Task brief » Show all lines holding "Чувашии".

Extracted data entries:
####

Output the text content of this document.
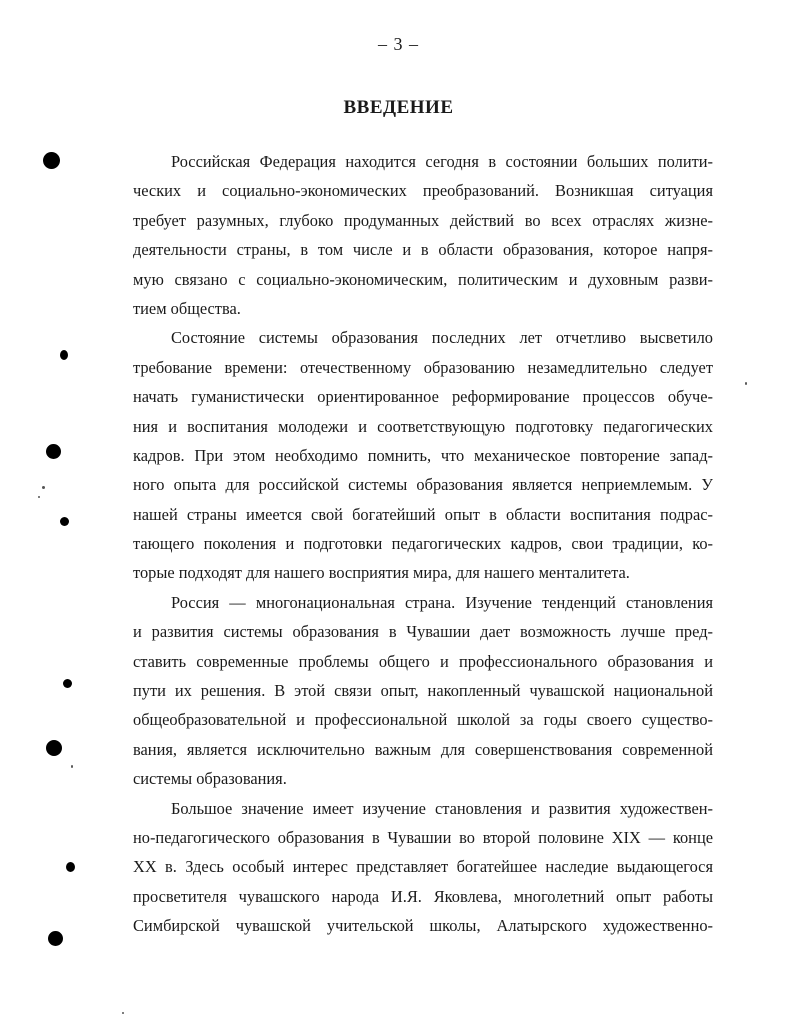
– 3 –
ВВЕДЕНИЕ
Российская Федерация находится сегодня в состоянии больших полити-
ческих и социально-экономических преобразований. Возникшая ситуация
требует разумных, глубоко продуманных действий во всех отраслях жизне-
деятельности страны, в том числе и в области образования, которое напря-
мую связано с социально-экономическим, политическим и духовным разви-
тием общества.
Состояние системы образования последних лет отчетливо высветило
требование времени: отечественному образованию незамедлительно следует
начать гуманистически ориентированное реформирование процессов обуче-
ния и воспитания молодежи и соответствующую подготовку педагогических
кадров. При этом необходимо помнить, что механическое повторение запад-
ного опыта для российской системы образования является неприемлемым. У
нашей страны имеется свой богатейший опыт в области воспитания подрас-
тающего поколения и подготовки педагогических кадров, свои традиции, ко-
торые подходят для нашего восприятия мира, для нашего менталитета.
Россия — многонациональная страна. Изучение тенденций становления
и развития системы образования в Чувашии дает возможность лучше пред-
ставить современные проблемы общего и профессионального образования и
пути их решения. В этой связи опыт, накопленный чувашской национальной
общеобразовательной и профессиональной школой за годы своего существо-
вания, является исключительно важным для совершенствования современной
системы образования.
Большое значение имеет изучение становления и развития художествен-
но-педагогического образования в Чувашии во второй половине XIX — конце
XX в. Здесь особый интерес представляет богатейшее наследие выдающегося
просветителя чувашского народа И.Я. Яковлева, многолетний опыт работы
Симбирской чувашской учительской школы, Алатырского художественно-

####

Task output »
и развития системы образования в Чувашии дает возможность лучше пред-
но-педагогического образования в Чувашии во второй половине XIX — конце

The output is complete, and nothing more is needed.